* YOUR TASK
Extract, from the listing that follows, each line containing the word "icon".

☆ ☆ ☆ ☆ ☆ ☆ ☆

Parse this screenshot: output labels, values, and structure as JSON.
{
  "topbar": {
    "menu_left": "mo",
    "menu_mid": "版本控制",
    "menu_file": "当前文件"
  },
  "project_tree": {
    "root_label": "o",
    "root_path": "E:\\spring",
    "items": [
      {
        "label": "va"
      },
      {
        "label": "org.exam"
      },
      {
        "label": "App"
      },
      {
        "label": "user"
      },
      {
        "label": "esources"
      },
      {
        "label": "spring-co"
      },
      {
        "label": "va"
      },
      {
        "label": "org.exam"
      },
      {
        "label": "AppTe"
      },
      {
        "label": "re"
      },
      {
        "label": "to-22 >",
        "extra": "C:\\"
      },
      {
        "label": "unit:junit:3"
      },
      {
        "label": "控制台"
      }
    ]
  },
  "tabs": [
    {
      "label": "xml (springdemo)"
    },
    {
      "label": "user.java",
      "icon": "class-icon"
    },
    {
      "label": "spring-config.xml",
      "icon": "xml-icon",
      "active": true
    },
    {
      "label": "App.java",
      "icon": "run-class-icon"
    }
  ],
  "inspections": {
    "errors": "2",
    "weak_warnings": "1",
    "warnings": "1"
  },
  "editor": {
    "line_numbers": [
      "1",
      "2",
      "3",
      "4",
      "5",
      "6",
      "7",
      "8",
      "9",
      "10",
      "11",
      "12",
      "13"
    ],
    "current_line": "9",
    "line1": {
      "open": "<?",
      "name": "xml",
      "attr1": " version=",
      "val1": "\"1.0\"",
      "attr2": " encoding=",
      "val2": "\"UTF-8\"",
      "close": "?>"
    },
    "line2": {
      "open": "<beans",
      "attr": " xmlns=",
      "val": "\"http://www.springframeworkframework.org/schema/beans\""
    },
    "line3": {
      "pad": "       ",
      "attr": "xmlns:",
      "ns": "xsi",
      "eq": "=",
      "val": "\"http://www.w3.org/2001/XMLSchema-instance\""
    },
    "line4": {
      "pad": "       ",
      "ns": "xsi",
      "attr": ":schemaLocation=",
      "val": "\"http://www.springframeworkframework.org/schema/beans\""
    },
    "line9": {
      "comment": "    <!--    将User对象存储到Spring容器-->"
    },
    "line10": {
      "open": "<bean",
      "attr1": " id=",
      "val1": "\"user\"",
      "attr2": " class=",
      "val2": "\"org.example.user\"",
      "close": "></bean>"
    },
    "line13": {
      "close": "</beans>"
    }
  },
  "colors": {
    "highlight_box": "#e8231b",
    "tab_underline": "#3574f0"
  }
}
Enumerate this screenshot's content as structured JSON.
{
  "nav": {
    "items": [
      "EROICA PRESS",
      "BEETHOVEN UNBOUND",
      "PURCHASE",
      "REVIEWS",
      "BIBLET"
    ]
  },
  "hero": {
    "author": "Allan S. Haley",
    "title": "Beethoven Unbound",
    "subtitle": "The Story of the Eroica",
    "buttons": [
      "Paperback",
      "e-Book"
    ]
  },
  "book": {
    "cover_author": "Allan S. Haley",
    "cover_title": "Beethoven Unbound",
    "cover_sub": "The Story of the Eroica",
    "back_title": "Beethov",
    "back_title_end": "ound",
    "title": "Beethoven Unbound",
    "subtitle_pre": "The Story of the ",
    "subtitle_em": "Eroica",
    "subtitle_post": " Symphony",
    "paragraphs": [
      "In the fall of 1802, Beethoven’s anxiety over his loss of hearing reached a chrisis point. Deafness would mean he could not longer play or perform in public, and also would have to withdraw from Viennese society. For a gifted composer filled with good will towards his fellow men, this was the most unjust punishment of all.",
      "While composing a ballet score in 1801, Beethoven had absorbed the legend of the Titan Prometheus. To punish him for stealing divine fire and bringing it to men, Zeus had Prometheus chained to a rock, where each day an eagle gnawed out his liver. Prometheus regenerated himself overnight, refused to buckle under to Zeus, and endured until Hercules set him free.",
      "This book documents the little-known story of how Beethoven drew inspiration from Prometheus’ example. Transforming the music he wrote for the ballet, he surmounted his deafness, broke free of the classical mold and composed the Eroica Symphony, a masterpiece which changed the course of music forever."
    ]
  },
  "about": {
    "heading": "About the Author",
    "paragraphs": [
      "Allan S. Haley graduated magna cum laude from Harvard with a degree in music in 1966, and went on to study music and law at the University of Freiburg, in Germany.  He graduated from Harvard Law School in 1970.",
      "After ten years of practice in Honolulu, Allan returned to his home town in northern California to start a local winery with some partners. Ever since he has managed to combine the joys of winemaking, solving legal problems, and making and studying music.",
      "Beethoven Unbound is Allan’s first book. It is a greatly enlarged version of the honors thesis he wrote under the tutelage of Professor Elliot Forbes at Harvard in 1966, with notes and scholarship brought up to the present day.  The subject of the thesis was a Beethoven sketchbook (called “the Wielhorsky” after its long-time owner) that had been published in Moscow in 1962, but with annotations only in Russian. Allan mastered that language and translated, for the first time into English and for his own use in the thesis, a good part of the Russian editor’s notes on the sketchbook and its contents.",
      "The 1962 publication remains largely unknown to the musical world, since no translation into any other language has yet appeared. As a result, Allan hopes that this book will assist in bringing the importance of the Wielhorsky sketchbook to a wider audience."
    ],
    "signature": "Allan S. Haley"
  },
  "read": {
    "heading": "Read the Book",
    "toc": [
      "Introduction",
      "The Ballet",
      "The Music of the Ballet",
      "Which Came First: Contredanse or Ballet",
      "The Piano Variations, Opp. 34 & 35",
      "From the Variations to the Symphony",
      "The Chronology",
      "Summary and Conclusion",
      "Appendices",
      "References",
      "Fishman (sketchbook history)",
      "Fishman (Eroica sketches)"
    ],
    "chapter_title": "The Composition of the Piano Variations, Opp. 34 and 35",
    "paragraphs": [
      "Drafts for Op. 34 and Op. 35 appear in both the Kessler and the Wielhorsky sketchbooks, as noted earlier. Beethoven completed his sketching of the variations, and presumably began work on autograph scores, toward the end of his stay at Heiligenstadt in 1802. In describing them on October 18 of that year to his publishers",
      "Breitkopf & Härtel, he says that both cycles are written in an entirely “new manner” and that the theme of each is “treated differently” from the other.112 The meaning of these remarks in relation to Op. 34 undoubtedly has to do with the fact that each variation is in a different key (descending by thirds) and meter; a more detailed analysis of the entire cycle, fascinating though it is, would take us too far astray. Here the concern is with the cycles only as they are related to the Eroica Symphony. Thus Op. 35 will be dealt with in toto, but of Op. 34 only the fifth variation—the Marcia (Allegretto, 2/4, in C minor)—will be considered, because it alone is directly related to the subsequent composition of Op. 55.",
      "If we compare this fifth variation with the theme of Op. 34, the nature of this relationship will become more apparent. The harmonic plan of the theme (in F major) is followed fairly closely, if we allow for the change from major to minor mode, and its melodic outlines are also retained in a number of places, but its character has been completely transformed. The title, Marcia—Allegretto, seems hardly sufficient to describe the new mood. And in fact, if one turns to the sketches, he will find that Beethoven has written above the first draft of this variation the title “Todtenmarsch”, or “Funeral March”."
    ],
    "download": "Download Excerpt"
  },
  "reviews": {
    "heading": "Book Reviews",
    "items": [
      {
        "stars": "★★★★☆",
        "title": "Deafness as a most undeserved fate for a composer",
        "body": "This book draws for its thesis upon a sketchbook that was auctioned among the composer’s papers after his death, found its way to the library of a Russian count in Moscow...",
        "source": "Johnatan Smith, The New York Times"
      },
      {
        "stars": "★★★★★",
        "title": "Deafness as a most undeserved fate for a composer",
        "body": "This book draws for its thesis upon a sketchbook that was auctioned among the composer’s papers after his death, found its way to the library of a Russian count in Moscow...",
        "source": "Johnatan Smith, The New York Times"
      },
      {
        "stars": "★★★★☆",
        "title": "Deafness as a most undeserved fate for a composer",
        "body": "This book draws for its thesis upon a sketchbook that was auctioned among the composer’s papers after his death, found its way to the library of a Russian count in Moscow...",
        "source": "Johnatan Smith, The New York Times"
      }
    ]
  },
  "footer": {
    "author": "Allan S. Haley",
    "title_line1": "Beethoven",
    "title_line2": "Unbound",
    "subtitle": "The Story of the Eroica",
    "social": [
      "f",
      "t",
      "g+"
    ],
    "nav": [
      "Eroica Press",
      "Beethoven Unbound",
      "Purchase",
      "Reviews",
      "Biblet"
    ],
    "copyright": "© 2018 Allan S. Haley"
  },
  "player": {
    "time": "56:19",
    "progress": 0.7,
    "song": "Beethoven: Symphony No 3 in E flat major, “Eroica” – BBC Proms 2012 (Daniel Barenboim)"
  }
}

☆ ☆ ☆ ☆ ☆ ☆ ☆

* FINISHED EXERCISE
      "icon": "class-icon"
      "icon": "xml-icon",
      "icon": "run-class-icon"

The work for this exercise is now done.